**Written instruction**
Every record below should be transcribed exactly. Omit the images.

****

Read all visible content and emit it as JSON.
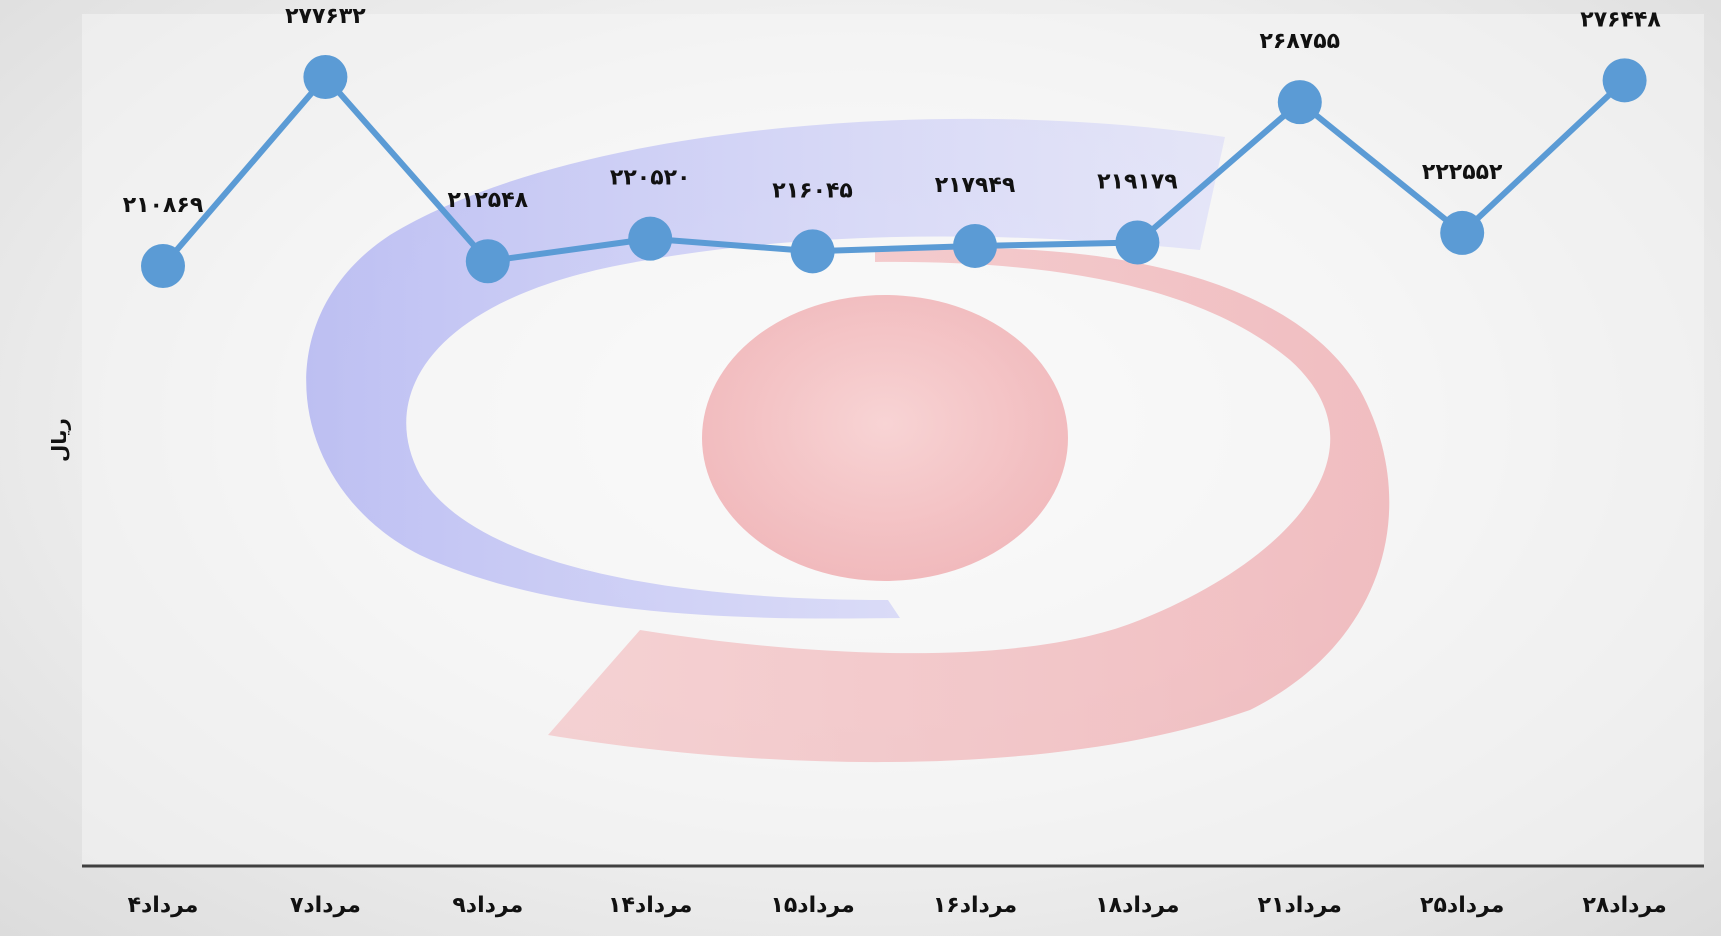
{
  "chart_data": {
    "type": "line",
    "title": "",
    "xlabel": "",
    "ylabel": "ریال",
    "categories": [
      "۴مرداد",
      "۷مرداد",
      "۹مرداد",
      "۱۴مرداد",
      "۱۵مرداد",
      "۱۶مرداد",
      "۱۸مرداد",
      "۲۱مرداد",
      "۲۵مرداد",
      "۲۸مرداد"
    ],
    "series": [
      {
        "values": [
          210869,
          277632,
          212548,
          220520,
          216045,
          217949,
          219179,
          268755,
          222552,
          276448
        ],
        "value_labels": [
          "۲۱۰۸۶۹",
          "۲۷۷۶۳۲",
          "۲۱۲۵۴۸",
          "۲۲۰۵۲۰",
          "۲۱۶۰۴۵",
          "۲۱۷۹۴۹",
          "۲۱۹۱۷۹",
          "۲۶۸۷۵۵",
          "۲۲۲۵۵۲",
          "۲۷۶۴۴۸"
        ],
        "color": "#5b9bd5"
      }
    ],
    "grid": false,
    "legend": "none",
    "axis_color": "#404040"
  }
}
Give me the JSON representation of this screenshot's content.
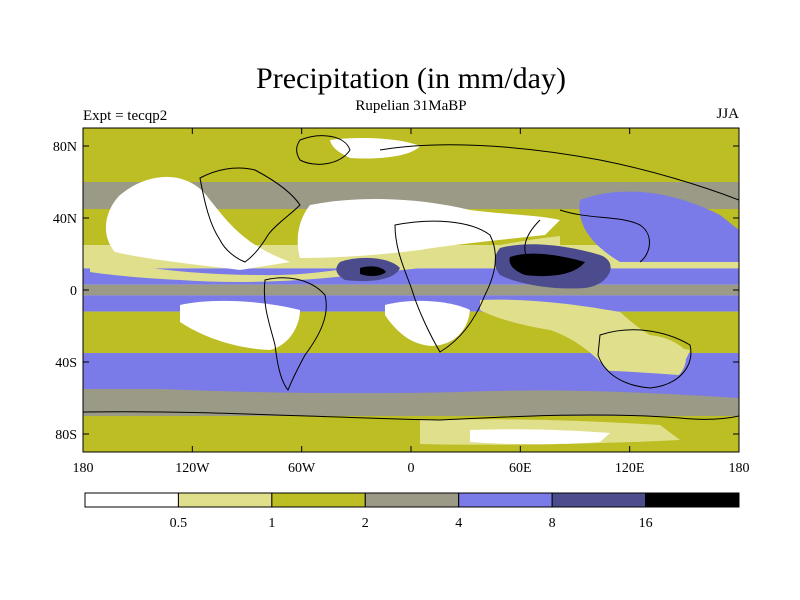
{
  "figure": {
    "title": "Precipitation (in mm/day)",
    "subtitle": "Rupelian  31MaBP",
    "left_label": "Expt = tecqp2",
    "right_label": "JJA"
  },
  "axes": {
    "x_ticks": [
      "180",
      "120W",
      "60W",
      "0",
      "60E",
      "120E",
      "180"
    ],
    "x_values": [
      -180,
      -120,
      -60,
      0,
      60,
      120,
      180
    ],
    "y_ticks": [
      "80N",
      "40N",
      "0",
      "40S",
      "80S"
    ],
    "y_values": [
      80,
      40,
      0,
      -40,
      -80
    ],
    "lon_range": [
      -180,
      180
    ],
    "lat_range": [
      -90,
      90
    ]
  },
  "colorbar": {
    "colors": [
      "#ffffff",
      "#e0e08c",
      "#bdbd24",
      "#9a9a86",
      "#7a7ae8",
      "#4b4b8e",
      "#000000"
    ],
    "labels": [
      "0.5",
      "1",
      "2",
      "4",
      "8",
      "16"
    ]
  },
  "map_fields": {
    "bands": [
      {
        "lat": [
          60,
          90
        ],
        "color": "#bdbd24"
      },
      {
        "lat": [
          45,
          60
        ],
        "color": "#9a9a86"
      },
      {
        "lat": [
          25,
          45
        ],
        "color": "#bdbd24"
      },
      {
        "lat": [
          12,
          25
        ],
        "color": "#e0e08c"
      },
      {
        "lat": [
          3,
          12
        ],
        "color": "#7a7ae8"
      },
      {
        "lat": [
          -3,
          3
        ],
        "color": "#9a9a86"
      },
      {
        "lat": [
          -12,
          -3
        ],
        "color": "#7a7ae8"
      },
      {
        "lat": [
          -35,
          -12
        ],
        "color": "#bdbd24"
      },
      {
        "lat": [
          -55,
          -35
        ],
        "color": "#7a7ae8"
      },
      {
        "lat": [
          -70,
          -55
        ],
        "color": "#9a9a86"
      },
      {
        "lat": [
          -90,
          -70
        ],
        "color": "#bdbd24"
      }
    ]
  }
}
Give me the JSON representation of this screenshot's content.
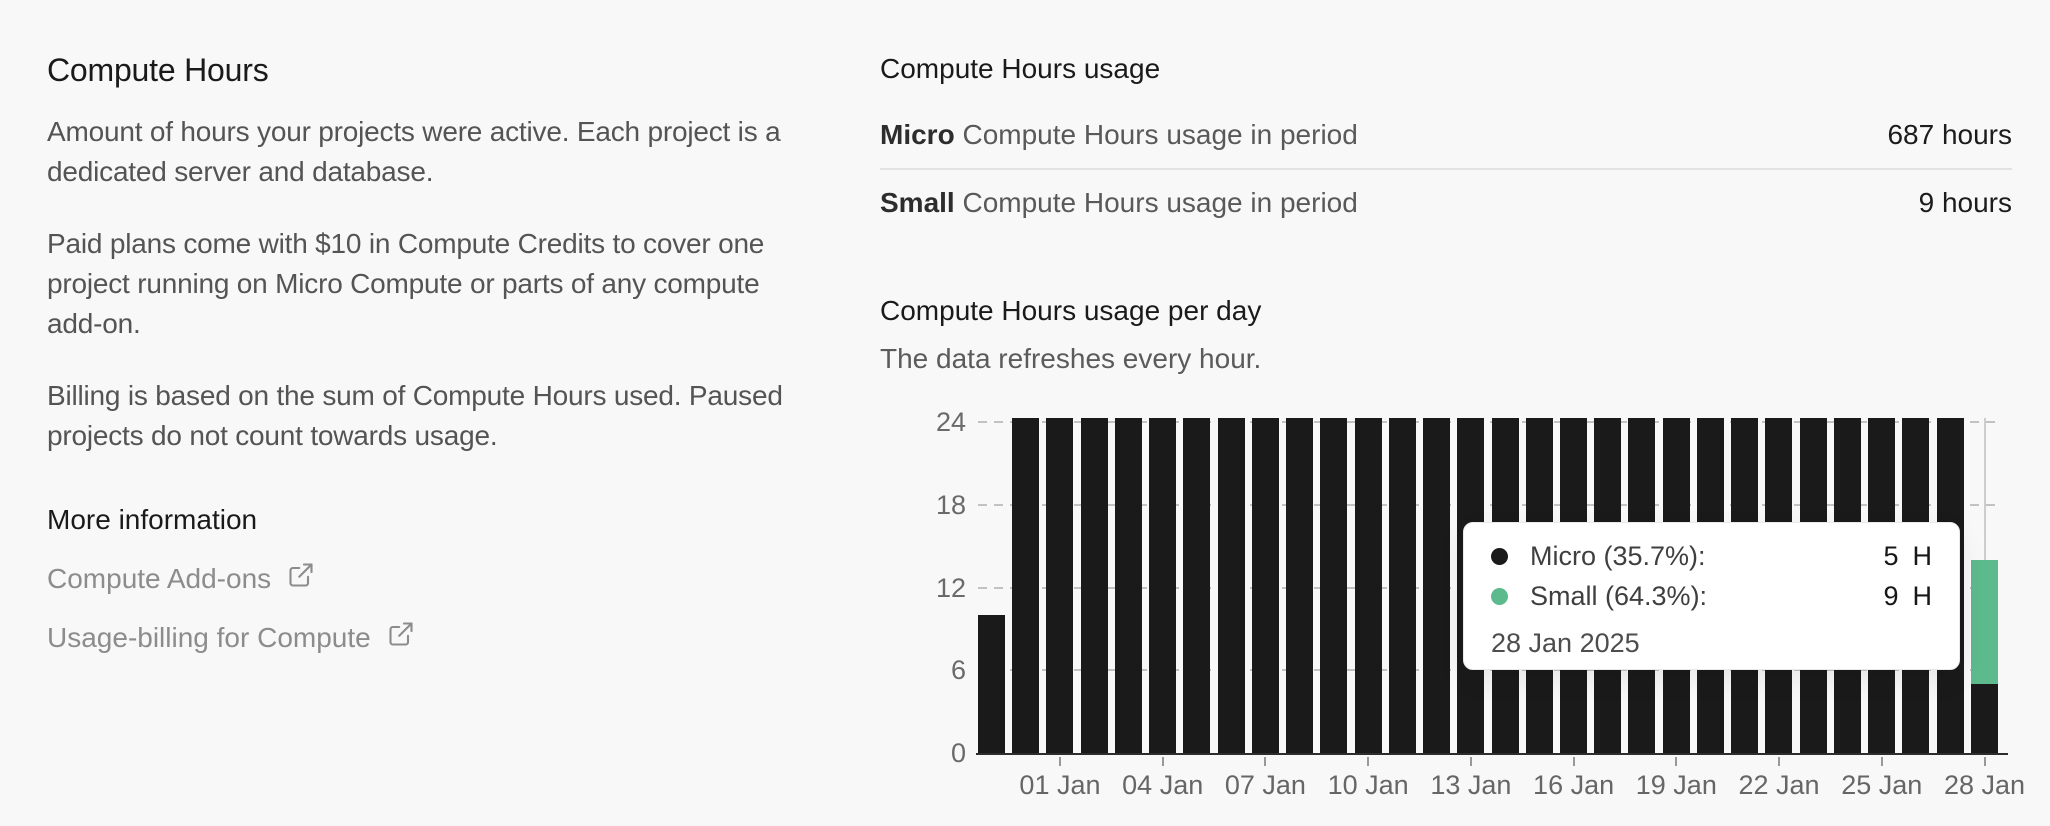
{
  "left": {
    "title": "Compute Hours",
    "paragraphs": [
      "Amount of hours your projects were active. Each project is a dedicated server and database.",
      "Paid plans come with $10 in Compute Credits to cover one project running on Micro Compute or parts of any compute add-on.",
      "Billing is based on the sum of Compute Hours used. Paused projects do not count towards usage."
    ],
    "more_info_title": "More information",
    "links": [
      {
        "label": "Compute Add-ons",
        "icon": "external-link-icon"
      },
      {
        "label": "Usage-billing for Compute",
        "icon": "external-link-icon"
      }
    ]
  },
  "usage": {
    "title": "Compute Hours usage",
    "rows": [
      {
        "name": "Micro",
        "rest": " Compute Hours usage in period",
        "value": "687 hours"
      },
      {
        "name": "Small",
        "rest": " Compute Hours usage in period",
        "value": "9 hours"
      }
    ]
  },
  "per_day": {
    "title": "Compute Hours usage per day",
    "subtitle": "The data refreshes every hour."
  },
  "chart_data": {
    "type": "bar",
    "stacked": true,
    "title": "Compute Hours usage per day",
    "xlabel": "",
    "ylabel": "",
    "unit": "hours",
    "ylim": [
      0,
      24
    ],
    "y_ticks": [
      0,
      6,
      12,
      18,
      24
    ],
    "grid": "dashed horizontal at 12, 18, 24 (and 6 behind bars)",
    "legend": false,
    "x_tick_labels": [
      "01 Jan",
      "04 Jan",
      "07 Jan",
      "10 Jan",
      "13 Jan",
      "16 Jan",
      "19 Jan",
      "22 Jan",
      "25 Jan",
      "28 Jan"
    ],
    "x_tick_indices": [
      2,
      5,
      8,
      11,
      14,
      17,
      20,
      23,
      26,
      29
    ],
    "hovered_bar_index": 29,
    "series": [
      {
        "name": "Micro",
        "color": "#1a1a1a",
        "values": [
          10,
          24,
          24,
          24,
          24,
          24,
          24,
          24,
          24,
          24,
          24,
          24,
          24,
          24,
          24,
          24,
          24,
          24,
          24,
          24,
          24,
          24,
          24,
          24,
          24,
          24,
          24,
          24,
          24,
          5
        ]
      },
      {
        "name": "Small",
        "color": "#5dba8c",
        "values": [
          0,
          0,
          0,
          0,
          0,
          0,
          0,
          0,
          0,
          0,
          0,
          0,
          0,
          0,
          0,
          0,
          0,
          0,
          0,
          0,
          0,
          0,
          0,
          0,
          0,
          0,
          0,
          0,
          0,
          9
        ]
      }
    ]
  },
  "tooltip": {
    "rows": [
      {
        "label": "Micro (35.7%):",
        "value": "5",
        "unit": "H",
        "color": "#1a1a1a"
      },
      {
        "label": "Small (64.3%):",
        "value": "9",
        "unit": "H",
        "color": "#5dba8c"
      }
    ],
    "date": "28 Jan 2025"
  },
  "colors": {
    "background": "#f8f8f8",
    "bar_micro": "#1a1a1a",
    "bar_small": "#5dba8c",
    "gridline": "#c2c2c2",
    "axis_line": "#2d2d2d",
    "divider": "#e2e2e2",
    "muted_text": "#545454",
    "link_text": "#8c8c8c"
  }
}
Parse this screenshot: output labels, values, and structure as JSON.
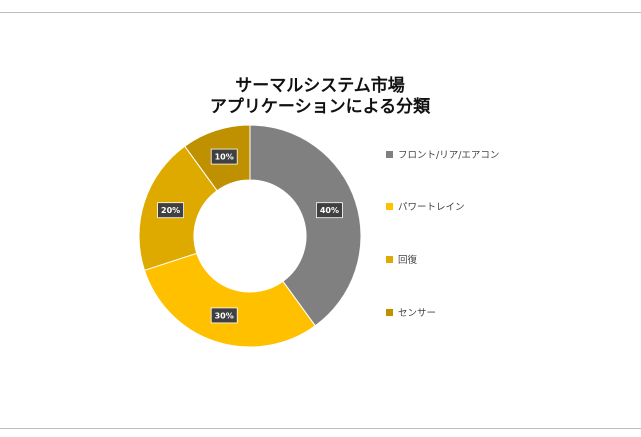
{
  "chart_data": {
    "type": "pie",
    "variant": "donut",
    "title_lines": [
      "サーマルシステム市場",
      "アプリケーションによる分類"
    ],
    "categories": [
      "フロント/リア/エアコン",
      "パワートレイン",
      "回復",
      "センサー"
    ],
    "values": [
      40,
      30,
      20,
      10
    ],
    "data_labels": [
      "40%",
      "30%",
      "20%",
      "10%"
    ],
    "colors": [
      "#808080",
      "#FFC000",
      "#DFAA00",
      "#BF9000"
    ],
    "legend_position": "right",
    "start_angle": "12 o'clock, clockwise"
  }
}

****

**Output for this task**
Read all visible content and emit it as JSON.
{
  "chart_data": {
    "type": "line",
    "title": "",
    "xlabel": "",
    "ylabel": "ریال",
    "categories": [
      "۴مرداد",
      "۷مرداد",
      "۹مرداد",
      "۱۴مرداد",
      "۱۵مرداد",
      "۱۶مرداد",
      "۱۸مرداد",
      "۲۱مرداد",
      "۲۵مرداد",
      "۲۸مرداد"
    ],
    "series": [
      {
        "values": [
          210869,
          277632,
          212548,
          220520,
          216045,
          217949,
          219179,
          268755,
          222552,
          276448
        ],
        "value_labels": [
          "۲۱۰۸۶۹",
          "۲۷۷۶۳۲",
          "۲۱۲۵۴۸",
          "۲۲۰۵۲۰",
          "۲۱۶۰۴۵",
          "۲۱۷۹۴۹",
          "۲۱۹۱۷۹",
          "۲۶۸۷۵۵",
          "۲۲۲۵۵۲",
          "۲۷۶۴۴۸"
        ],
        "color": "#5b9bd5"
      }
    ],
    "grid": false,
    "legend": "none",
    "axis_color": "#404040"
  }
}
Give me the JSON representation of this screenshot's content.
{
  "figure": {
    "title": "Precipitation (in mm/day)",
    "subtitle": "Rupelian  31MaBP",
    "left_label": "Expt = tecqp2",
    "right_label": "JJA"
  },
  "axes": {
    "x_ticks": [
      "180",
      "120W",
      "60W",
      "0",
      "60E",
      "120E",
      "180"
    ],
    "x_values": [
      -180,
      -120,
      -60,
      0,
      60,
      120,
      180
    ],
    "y_ticks": [
      "80N",
      "40N",
      "0",
      "40S",
      "80S"
    ],
    "y_values": [
      80,
      40,
      0,
      -40,
      -80
    ],
    "lon_range": [
      -180,
      180
    ],
    "lat_range": [
      -90,
      90
    ]
  },
  "colorbar": {
    "colors": [
      "#ffffff",
      "#e0e08c",
      "#bdbd24",
      "#9a9a86",
      "#7a7ae8",
      "#4b4b8e",
      "#000000"
    ],
    "labels": [
      "0.5",
      "1",
      "2",
      "4",
      "8",
      "16"
    ]
  },
  "map_fields": {
    "bands": [
      {
        "lat": [
          60,
          90
        ],
        "color": "#bdbd24"
      },
      {
        "lat": [
          45,
          60
        ],
        "color": "#9a9a86"
      },
      {
        "lat": [
          25,
          45
        ],
        "color": "#bdbd24"
      },
      {
        "lat": [
          12,
          25
        ],
        "color": "#e0e08c"
      },
      {
        "lat": [
          3,
          12
        ],
        "color": "#7a7ae8"
      },
      {
        "lat": [
          -3,
          3
        ],
        "color": "#9a9a86"
      },
      {
        "lat": [
          -12,
          -3
        ],
        "color": "#7a7ae8"
      },
      {
        "lat": [
          -35,
          -12
        ],
        "color": "#bdbd24"
      },
      {
        "lat": [
          -55,
          -35
        ],
        "color": "#7a7ae8"
      },
      {
        "lat": [
          -70,
          -55
        ],
        "color": "#9a9a86"
      },
      {
        "lat": [
          -90,
          -70
        ],
        "color": "#bdbd24"
      }
    ]
  }
}
Give me the JSON representation of this screenshot's content.
{
  "left": {
    "title": "Compute Hours",
    "paragraphs": [
      "Amount of hours your projects were active. Each project is a dedicated server and database.",
      "Paid plans come with $10 in Compute Credits to cover one project running on Micro Compute or parts of any compute add-on.",
      "Billing is based on the sum of Compute Hours used. Paused projects do not count towards usage."
    ],
    "more_info_title": "More information",
    "links": [
      {
        "label": "Compute Add-ons",
        "icon": "external-link-icon"
      },
      {
        "label": "Usage-billing for Compute",
        "icon": "external-link-icon"
      }
    ]
  },
  "usage": {
    "title": "Compute Hours usage",
    "rows": [
      {
        "name": "Micro",
        "rest": " Compute Hours usage in period",
        "value": "687 hours"
      },
      {
        "name": "Small",
        "rest": " Compute Hours usage in period",
        "value": "9 hours"
      }
    ]
  },
  "per_day": {
    "title": "Compute Hours usage per day",
    "subtitle": "The data refreshes every hour."
  },
  "chart_data": {
    "type": "bar",
    "stacked": true,
    "title": "Compute Hours usage per day",
    "xlabel": "",
    "ylabel": "",
    "unit": "hours",
    "ylim": [
      0,
      24
    ],
    "y_ticks": [
      0,
      6,
      12,
      18,
      24
    ],
    "grid": "dashed horizontal at 12, 18, 24 (and 6 behind bars)",
    "legend": false,
    "x_tick_labels": [
      "01 Jan",
      "04 Jan",
      "07 Jan",
      "10 Jan",
      "13 Jan",
      "16 Jan",
      "19 Jan",
      "22 Jan",
      "25 Jan",
      "28 Jan"
    ],
    "x_tick_indices": [
      2,
      5,
      8,
      11,
      14,
      17,
      20,
      23,
      26,
      29
    ],
    "hovered_bar_index": 29,
    "series": [
      {
        "name": "Micro",
        "color": "#1a1a1a",
        "values": [
          10,
          24,
          24,
          24,
          24,
          24,
          24,
          24,
          24,
          24,
          24,
          24,
          24,
          24,
          24,
          24,
          24,
          24,
          24,
          24,
          24,
          24,
          24,
          24,
          24,
          24,
          24,
          24,
          24,
          5
        ]
      },
      {
        "name": "Small",
        "color": "#5dba8c",
        "values": [
          0,
          0,
          0,
          0,
          0,
          0,
          0,
          0,
          0,
          0,
          0,
          0,
          0,
          0,
          0,
          0,
          0,
          0,
          0,
          0,
          0,
          0,
          0,
          0,
          0,
          0,
          0,
          0,
          0,
          9
        ]
      }
    ]
  },
  "tooltip": {
    "rows": [
      {
        "label": "Micro (35.7%):",
        "value": "5",
        "unit": "H",
        "color": "#1a1a1a"
      },
      {
        "label": "Small (64.3%):",
        "value": "9",
        "unit": "H",
        "color": "#5dba8c"
      }
    ],
    "date": "28 Jan 2025"
  },
  "colors": {
    "background": "#f8f8f8",
    "bar_micro": "#1a1a1a",
    "bar_small": "#5dba8c",
    "gridline": "#c2c2c2",
    "axis_line": "#2d2d2d",
    "divider": "#e2e2e2",
    "muted_text": "#545454",
    "link_text": "#8c8c8c"
  }
}
Parse this screenshot: output labels, values, and structure as JSON.
{
  "chart_data": {
    "type": "pie",
    "variant": "donut",
    "title_lines": [
      "サーマルシステム市場",
      "アプリケーションによる分類"
    ],
    "categories": [
      "フロント/リア/エアコン",
      "パワートレイン",
      "回復",
      "センサー"
    ],
    "values": [
      40,
      30,
      20,
      10
    ],
    "data_labels": [
      "40%",
      "30%",
      "20%",
      "10%"
    ],
    "colors": [
      "#808080",
      "#FFC000",
      "#DFAA00",
      "#BF9000"
    ],
    "legend_position": "right",
    "start_angle": "12 o'clock, clockwise"
  }
}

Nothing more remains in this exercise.